-- Requirement --
Below are some entries. Copy each line that holds the string "required".
_ _ _ _
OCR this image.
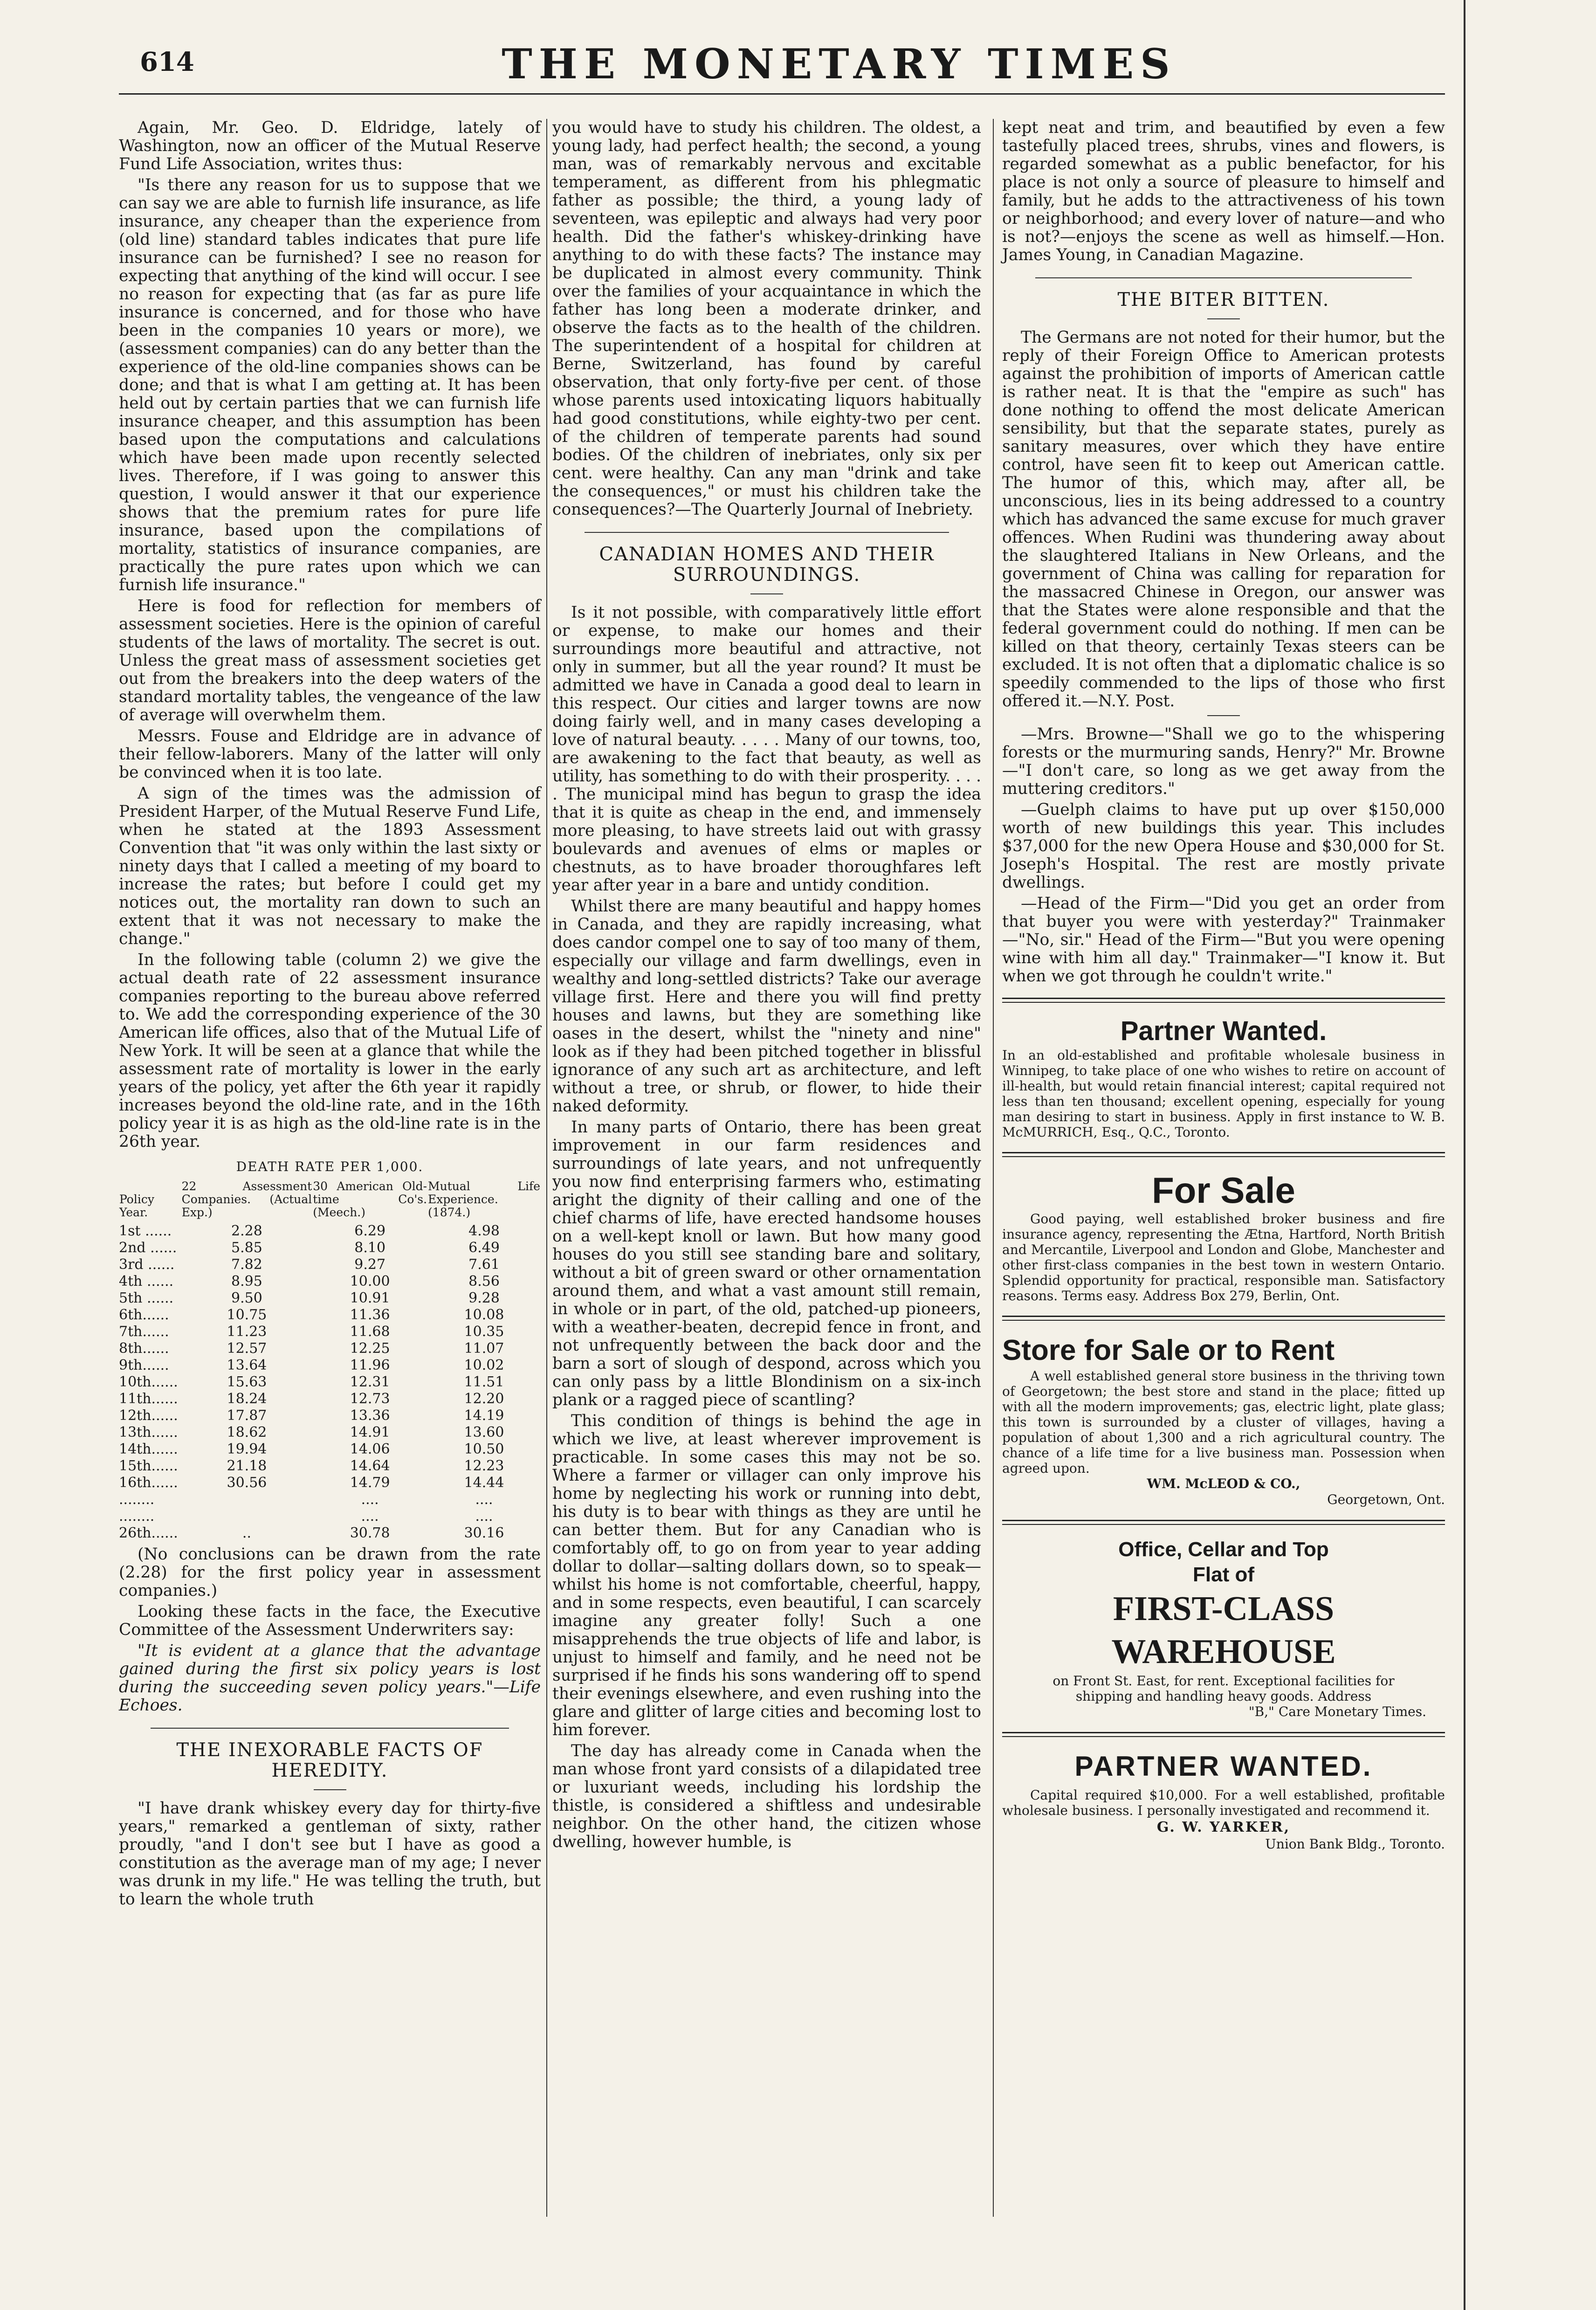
614	THE MONETARY TIMES

Again, Mr. Geo. D. Eldridge, lately of Washington, now an officer of the Mutual Reserve Fund Life Association, writes thus:

"Is there any reason for us to suppose that we can say we are able to furnish life insurance, as life insurance, any cheaper than the experience from (old line) standard tables indicates that pure life insurance can be furnished? I see no reason for expecting that anything of the kind will occur. I see no reason for expecting that (as far as pure life insurance is concerned, and for those who have been in the companies 10 years or more), we (assessment companies) can do any better than the experience of the old-line companies shows can be done; and that is what I am getting at. It has been held out by certain parties that we can furnish life insurance cheaper, and this assumption has been based upon the computations and calculations which have been made upon recently selected lives. Therefore, if I was going to answer this question, I would answer it that our experience shows that the premium rates for pure life insurance, based upon the compilations of mortality, statistics of insurance companies, are practically the pure rates upon which we can furnish life insurance."

Here is food for reflection for members of assessment societies. Here is the opinion of careful students of the laws of mortality. The secret is out. Unless the great mass of assessment societies get out from the breakers into the deep waters of the standard mortality tables, the vengeance of the law of average will overwhelm them.

Messrs. Fouse and Eldridge are in advance of their fellow-laborers. Many of the latter will only be convinced when it is too late.

A sign of the times was the admission of President Harper, of the Mutual Reserve Fund Life, when he stated at the 1893 Assessment Convention that "it was only within the last sixty or ninety days that I called a meeting of my board to increase the rates; but before I could get my notices out, the mortality ran down to such an extent that it was not necessary to make the change."

In the following table (column 2) we give the actual death rate of 22 assessment insurance companies reporting to the bureau above referred to. We add the corresponding experience of the 30 American life offices, also that of the Mutual Life of New York. It will be seen at a glance that while the assessment rate of mortality is lower in the early years of the policy, yet after the 6th year it rapidly increases beyond the old-line rate, and in the 16th policy year it is as high as the old-line rate is in the 26th year.

DEATH RATE PER 1,000.
Policy Year.	22 Assessment Companies. (Actual Exp.)	30 American Old-time Co's. (Meech.)	Mutual Life Experience. (1874.)
1st ......	2.28	6.29	4.98
2nd ......	5.85	8.10	6.49
3rd ......	7.82	9.27	7.61
4th ......	8.95	10.00	8.56
5th ......	9.50	10.91	9.28
6th......	10.75	11.36	10.08
7th......	11.23	11.68	10.35
8th......	12.57	12.25	11.07
9th......	13.64	11.96	10.02
10th......	15.63	12.31	11.51
11th......	18.24	12.73	12.20
12th......	17.87	13.36	14.19
13th......	18.62	14.91	13.60
14th......	19.94	14.06	10.50
15th......	21.18	14.64	12.23
16th......	30.56	14.79	14.44
........		....	....
........		....	....
26th......	..	30.78	30.16

(No conclusions can be drawn from the rate (2.28) for the first policy year in assessment companies.)

Looking these facts in the face, the Executive Committee of the Assessment Underwriters say:

"It is evident at a glance that the advantage gained during the first six policy years is lost during the succeeding seven policy years."—Life Echoes.

THE INEXORABLE FACTS OF HEREDITY.

"I have drank whiskey every day for thirty-five years," remarked a gentleman of sixty, rather proudly, "and I don't see but I have as good a constitution as the average man of my age; I never was drunk in my life." He was telling the truth, but to learn the whole truth

you would have to study his children. The oldest, a young lady, had perfect health; the second, a young man, was of remarkably nervous and excitable temperament, as different from his phlegmatic father as possible; the third, a young lady of seventeen, was epileptic and always had very poor health. Did the father's whiskey-drinking have anything to do with these facts? The instance may be duplicated in almost every community. Think over the families of your acquaintance in which the father has long been a moderate drinker, and observe the facts as to the health of the children. The superintendent of a hospital for children at Berne, Switzerland, has found by careful observation, that only forty-five per cent. of those whose parents used intoxicating liquors habitually had good constitutions, while eighty-two per cent. of the children of temperate parents had sound bodies. Of the children of inebriates, only six per cent. were healthy. Can any man "drink and take the consequences," or must his children take the consequences?—The Quarterly Journal of Inebriety.

CANADIAN HOMES AND THEIR SURROUNDINGS.

Is it not possible, with comparatively little effort or expense, to make our homes and their surroundings more beautiful and attractive, not only in summer, but all the year round? It must be admitted we have in Canada a good deal to learn in this respect. Our cities and larger towns are now doing fairly well, and in many cases developing a love of natural beauty. . . . . Many of our towns, too, are awakening to the fact that beauty, as well as utility, has something to do with their prosperity. . . . . The municipal mind has begun to grasp the idea that it is quite as cheap in the end, and immensely more pleasing, to have streets laid out with grassy boulevards and avenues of elms or maples or chestnuts, as to have broader thoroughfares left year after year in a bare and untidy condition.

Whilst there are many beautiful and happy homes in Canada, and they are rapidly increasing, what does candor compel one to say of too many of them, especially our village and farm dwellings, even in wealthy and long-settled districts? Take our average village first. Here and there you will find pretty houses and lawns, but they are something like oases in the desert, whilst the "ninety and nine" look as if they had been pitched together in blissful ignorance of any such art as architecture, and left without a tree, or shrub, or flower, to hide their naked deformity.

In many parts of Ontario, there has been great improvement in our farm residences and surroundings of late years, and not unfrequently you now find enterprising farmers who, estimating aright the dignity of their calling and one of the chief charms of life, have erected handsome houses on a well-kept knoll or lawn. But how many good houses do you still see standing bare and solitary, without a bit of green sward or other ornamentation around them, and what a vast amount still remain, in whole or in part, of the old, patched-up pioneers, with a weather-beaten, decrepid fence in front, and not unfrequently between the back door and the barn a sort of slough of despond, across which you can only pass by a little Blondinism on a six-inch plank or a ragged piece of scantling?

This condition of things is behind the age in which we live, at least wherever improvement is practicable. In some cases this may not be so. Where a farmer or villager can only improve his home by neglecting his work or running into debt, his duty is to bear with things as they are until he can better them. But for any Canadian who is comfortably off, to go on from year to year adding dollar to dollar—salting dollars down, so to speak—whilst his home is not comfortable, cheerful, happy, and in some respects, even beautiful, I can scarcely imagine any greater folly! Such a one misapprehends the true objects of life and labor, is unjust to himself and family, and he need not be surprised if he finds his sons wandering off to spend their evenings elsewhere, and even rushing into the glare and glitter of large cities and becoming lost to him forever.

The day has already come in Canada when the man whose front yard consists of a dilapidated tree or luxuriant weeds, including his lordship the thistle, is considered a shiftless and undesirable neighbor. On the other hand, the citizen whose dwelling, however humble, is

kept neat and trim, and beautified by even a few tastefully placed trees, shrubs, vines and flowers, is regarded somewhat as a public benefactor, for his place is not only a source of pleasure to himself and family, but he adds to the attractiveness of his town or neighborhood; and every lover of nature—and who is not?—enjoys the scene as well as himself.—Hon. James Young, in Canadian Magazine.

THE BITER BITTEN.

The Germans are not noted for their humor, but the reply of their Foreign Office to American protests against the prohibition of imports of American cattle is rather neat. It is that the "empire as such" has done nothing to offend the most delicate American sensibility, but that the separate states, purely as sanitary measures, over which they have entire control, have seen fit to keep out American cattle. The humor of this, which may, after all, be unconscious, lies in its being addressed to a country which has advanced the same excuse for much graver offences. When Rudini was thundering away about the slaughtered Italians in New Orleans, and the government of China was calling for reparation for the massacred Chinese in Oregon, our answer was that the States were alone responsible and that the federal government could do nothing. If men can be killed on that theory, certainly Texas steers can be excluded. It is not often that a diplomatic chalice is so speedily commended to the lips of those who first offered it.—N.Y. Post.

—Mrs. Browne—"Shall we go to the whispering forests or the murmuring sands, Henry?" Mr. Browne—"I don't care, so long as we get away from the muttering creditors."

—Guelph claims to have put up over $150,000 worth of new buildings this year. This includes $37,000 for the new Opera House and $30,000 for St. Joseph's Hospital. The rest are mostly private dwellings.

—Head of the Firm—"Did you get an order from that buyer you were with yesterday?" Trainmaker—"No, sir." Head of the Firm—"But you were opening wine with him all day." Trainmaker—"I know it. But when we got through he couldn't write."

Partner Wanted.
In an old-established and profitable wholesale business in Winnipeg, to take place of one who wishes to retire on account of ill-health, but would retain financial interest; capital required not less than ten thousand; excellent opening, especially for young man desiring to start in business. Apply in first instance to W. B. McMURRICH, Esq., Q.C., Toronto.
For Sale
Good paying, well established broker business and fire insurance agency, representing the Ætna, Hartford, North British and Mercantile, Liverpool and London and Globe, Manchester and other first-class companies in the best town in western Ontario. Splendid opportunity for practical, responsible man. Satisfactory reasons. Terms easy. Address Box 279, Berlin, Ont.
Store for Sale or to Rent
A well established general store business in the thriving town of Georgetown; the best store and stand in the place; fitted up with all the modern improvements; gas, electric light, plate glass; this town is surrounded by a cluster of villages, having a population of about 1,300 and a rich agricultural country. The chance of a life time for a live business man. Possession when agreed upon.
WM. McLEOD & CO.,
Georgetown, Ont.
Office, Cellar and Top
Flat of
FIRST-CLASS WAREHOUSE
on Front St. East, for rent. Exceptional facilities for shipping and handling heavy goods. Address
"B," Care Monetary Times.
PARTNER WANTED.
Capital required $10,000. For a well established, profitable wholesale business. I personally investigated and recommend it.
G. W. YARKER,
Union Bank Bldg., Toronto.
_ _ _ _
-- Solution --
In an old-established and profitable wholesale business in Winnipeg, to take place of one who wishes to retire on account of ill-health, but would retain financial interest; capital required not less than ten thousand; excellent opening, especially for young man desiring to start in business. Apply in first instance to W. B. McMURRICH, Esq., Q.C., Toronto.
Capital required $10,000. For a well established, profitable wholesale business. I personally investigated and recommend it.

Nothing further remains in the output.